Request = An exact reproduction of the records is required, with all images left out.

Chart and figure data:
──────────

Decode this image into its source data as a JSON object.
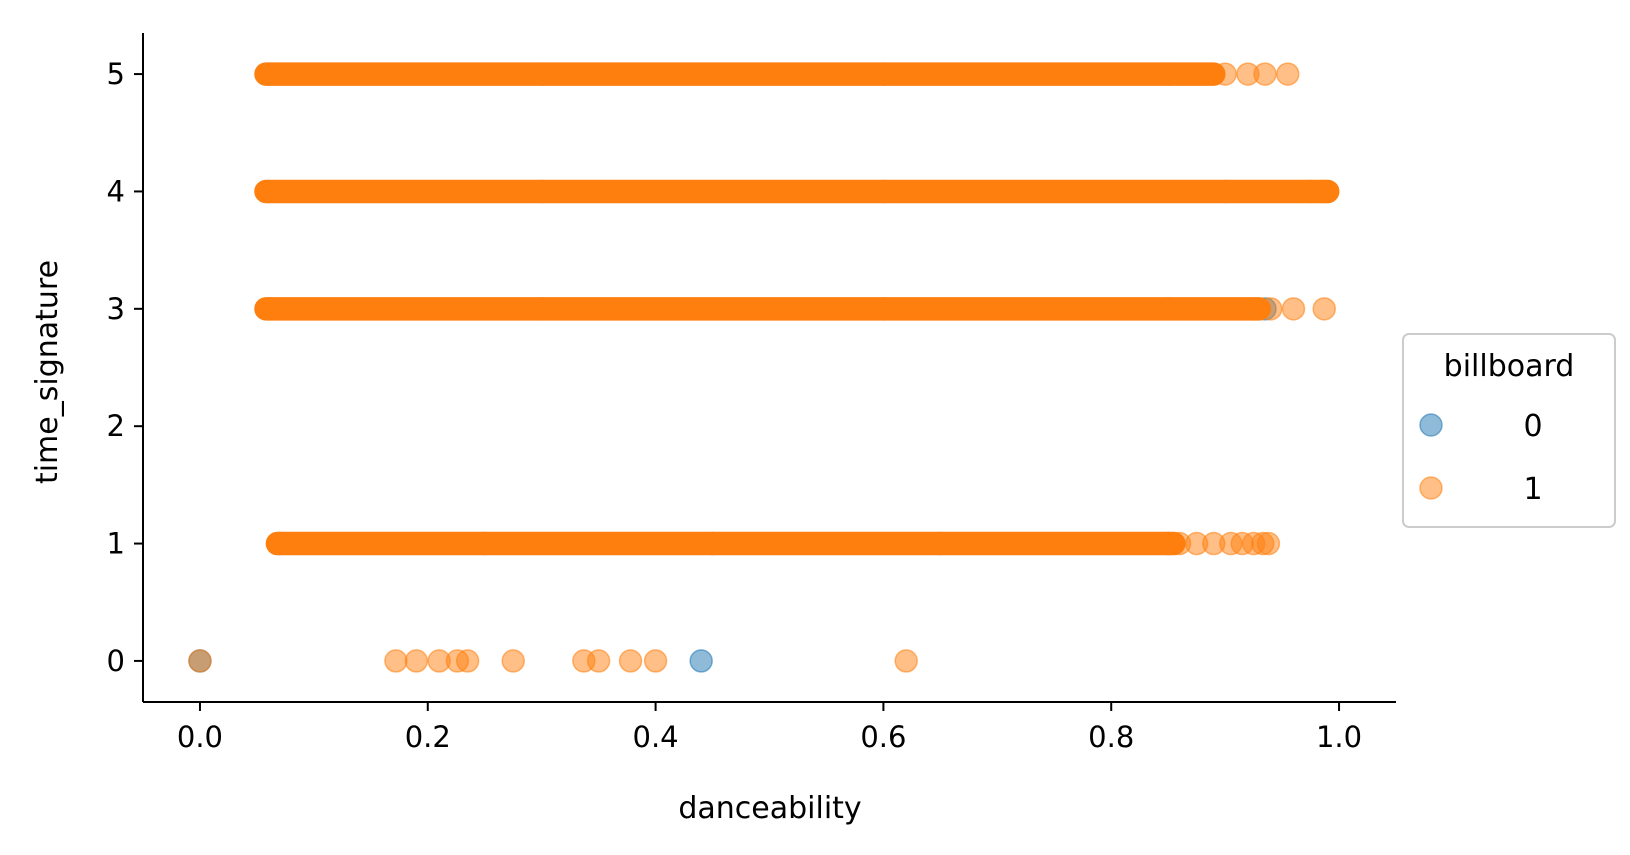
{
  "chart_data": {
    "type": "scatter",
    "title": "",
    "xlabel": "danceability",
    "ylabel": "time_signature",
    "xlim": [
      -0.05,
      1.05
    ],
    "ylim": [
      -0.35,
      5.35
    ],
    "xticks": [
      0.0,
      0.2,
      0.4,
      0.6,
      0.8,
      1.0
    ],
    "xtick_labels": [
      "0.0",
      "0.2",
      "0.4",
      "0.6",
      "0.8",
      "1.0"
    ],
    "yticks": [
      0,
      1,
      2,
      3,
      4,
      5
    ],
    "ytick_labels": [
      "0",
      "1",
      "2",
      "3",
      "4",
      "5"
    ],
    "grid": false,
    "legend": {
      "title": "billboard",
      "placement": "center-right outside"
    },
    "series": [
      {
        "name": "0",
        "color": "#1f77b4",
        "points": [
          {
            "x": 0.0,
            "y": 0
          },
          {
            "x": 0.44,
            "y": 0
          },
          {
            "x": 0.07,
            "y": 1
          },
          {
            "x": 0.25,
            "y": 1
          },
          {
            "x": 0.45,
            "y": 1
          },
          {
            "x": 0.65,
            "y": 1
          },
          {
            "x": 0.85,
            "y": 1
          },
          {
            "x": 0.06,
            "y": 3
          },
          {
            "x": 0.3,
            "y": 3
          },
          {
            "x": 0.6,
            "y": 3
          },
          {
            "x": 0.85,
            "y": 3
          },
          {
            "x": 0.935,
            "y": 3
          },
          {
            "x": 0.06,
            "y": 4
          },
          {
            "x": 0.3,
            "y": 4
          },
          {
            "x": 0.6,
            "y": 4
          },
          {
            "x": 0.9,
            "y": 4
          },
          {
            "x": 0.06,
            "y": 5
          },
          {
            "x": 0.3,
            "y": 5
          },
          {
            "x": 0.6,
            "y": 5
          },
          {
            "x": 0.85,
            "y": 5
          }
        ]
      },
      {
        "name": "1",
        "color": "#ff7f0e",
        "points": [
          {
            "x": 0.0,
            "y": 0
          },
          {
            "x": 0.172,
            "y": 0
          },
          {
            "x": 0.19,
            "y": 0
          },
          {
            "x": 0.21,
            "y": 0
          },
          {
            "x": 0.226,
            "y": 0
          },
          {
            "x": 0.235,
            "y": 0
          },
          {
            "x": 0.275,
            "y": 0
          },
          {
            "x": 0.337,
            "y": 0
          },
          {
            "x": 0.35,
            "y": 0
          },
          {
            "x": 0.378,
            "y": 0
          },
          {
            "x": 0.4,
            "y": 0
          },
          {
            "x": 0.62,
            "y": 0
          },
          {
            "x": 0.86,
            "y": 1
          },
          {
            "x": 0.875,
            "y": 1
          },
          {
            "x": 0.89,
            "y": 1
          },
          {
            "x": 0.905,
            "y": 1
          },
          {
            "x": 0.915,
            "y": 1
          },
          {
            "x": 0.925,
            "y": 1
          },
          {
            "x": 0.933,
            "y": 1
          },
          {
            "x": 0.938,
            "y": 1
          },
          {
            "x": 0.94,
            "y": 3
          },
          {
            "x": 0.96,
            "y": 3
          },
          {
            "x": 0.987,
            "y": 3
          },
          {
            "x": 0.975,
            "y": 4
          },
          {
            "x": 0.985,
            "y": 4
          },
          {
            "x": 0.99,
            "y": 4
          },
          {
            "x": 0.9,
            "y": 5
          },
          {
            "x": 0.92,
            "y": 5
          },
          {
            "x": 0.935,
            "y": 5
          },
          {
            "x": 0.955,
            "y": 5
          }
        ],
        "dense_bands": [
          {
            "y": 1,
            "x_start": 0.068,
            "x_end": 0.855
          },
          {
            "y": 3,
            "x_start": 0.058,
            "x_end": 0.93
          },
          {
            "y": 4,
            "x_start": 0.058,
            "x_end": 0.99
          },
          {
            "y": 5,
            "x_start": 0.058,
            "x_end": 0.89
          }
        ]
      }
    ]
  }
}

──────────

Result of this exercise =
Decode this image into its source data as a JSON object.
{
  "chart_data": {
    "type": "scatter",
    "title": "",
    "xlabel": "danceability",
    "ylabel": "time_signature",
    "xlim": [
      -0.05,
      1.05
    ],
    "ylim": [
      -0.35,
      5.35
    ],
    "xticks": [
      0.0,
      0.2,
      0.4,
      0.6,
      0.8,
      1.0
    ],
    "xtick_labels": [
      "0.0",
      "0.2",
      "0.4",
      "0.6",
      "0.8",
      "1.0"
    ],
    "yticks": [
      0,
      1,
      2,
      3,
      4,
      5
    ],
    "ytick_labels": [
      "0",
      "1",
      "2",
      "3",
      "4",
      "5"
    ],
    "grid": false,
    "legend": {
      "title": "billboard",
      "placement": "center-right outside"
    },
    "series": [
      {
        "name": "0",
        "color": "#1f77b4",
        "points": [
          {
            "x": 0.0,
            "y": 0
          },
          {
            "x": 0.44,
            "y": 0
          },
          {
            "x": 0.07,
            "y": 1
          },
          {
            "x": 0.25,
            "y": 1
          },
          {
            "x": 0.45,
            "y": 1
          },
          {
            "x": 0.65,
            "y": 1
          },
          {
            "x": 0.85,
            "y": 1
          },
          {
            "x": 0.06,
            "y": 3
          },
          {
            "x": 0.3,
            "y": 3
          },
          {
            "x": 0.6,
            "y": 3
          },
          {
            "x": 0.85,
            "y": 3
          },
          {
            "x": 0.935,
            "y": 3
          },
          {
            "x": 0.06,
            "y": 4
          },
          {
            "x": 0.3,
            "y": 4
          },
          {
            "x": 0.6,
            "y": 4
          },
          {
            "x": 0.9,
            "y": 4
          },
          {
            "x": 0.06,
            "y": 5
          },
          {
            "x": 0.3,
            "y": 5
          },
          {
            "x": 0.6,
            "y": 5
          },
          {
            "x": 0.85,
            "y": 5
          }
        ]
      },
      {
        "name": "1",
        "color": "#ff7f0e",
        "points": [
          {
            "x": 0.0,
            "y": 0
          },
          {
            "x": 0.172,
            "y": 0
          },
          {
            "x": 0.19,
            "y": 0
          },
          {
            "x": 0.21,
            "y": 0
          },
          {
            "x": 0.226,
            "y": 0
          },
          {
            "x": 0.235,
            "y": 0
          },
          {
            "x": 0.275,
            "y": 0
          },
          {
            "x": 0.337,
            "y": 0
          },
          {
            "x": 0.35,
            "y": 0
          },
          {
            "x": 0.378,
            "y": 0
          },
          {
            "x": 0.4,
            "y": 0
          },
          {
            "x": 0.62,
            "y": 0
          },
          {
            "x": 0.86,
            "y": 1
          },
          {
            "x": 0.875,
            "y": 1
          },
          {
            "x": 0.89,
            "y": 1
          },
          {
            "x": 0.905,
            "y": 1
          },
          {
            "x": 0.915,
            "y": 1
          },
          {
            "x": 0.925,
            "y": 1
          },
          {
            "x": 0.933,
            "y": 1
          },
          {
            "x": 0.938,
            "y": 1
          },
          {
            "x": 0.94,
            "y": 3
          },
          {
            "x": 0.96,
            "y": 3
          },
          {
            "x": 0.987,
            "y": 3
          },
          {
            "x": 0.975,
            "y": 4
          },
          {
            "x": 0.985,
            "y": 4
          },
          {
            "x": 0.99,
            "y": 4
          },
          {
            "x": 0.9,
            "y": 5
          },
          {
            "x": 0.92,
            "y": 5
          },
          {
            "x": 0.935,
            "y": 5
          },
          {
            "x": 0.955,
            "y": 5
          }
        ],
        "dense_bands": [
          {
            "y": 1,
            "x_start": 0.068,
            "x_end": 0.855
          },
          {
            "y": 3,
            "x_start": 0.058,
            "x_end": 0.93
          },
          {
            "y": 4,
            "x_start": 0.058,
            "x_end": 0.99
          },
          {
            "y": 5,
            "x_start": 0.058,
            "x_end": 0.89
          }
        ]
      }
    ]
  }
}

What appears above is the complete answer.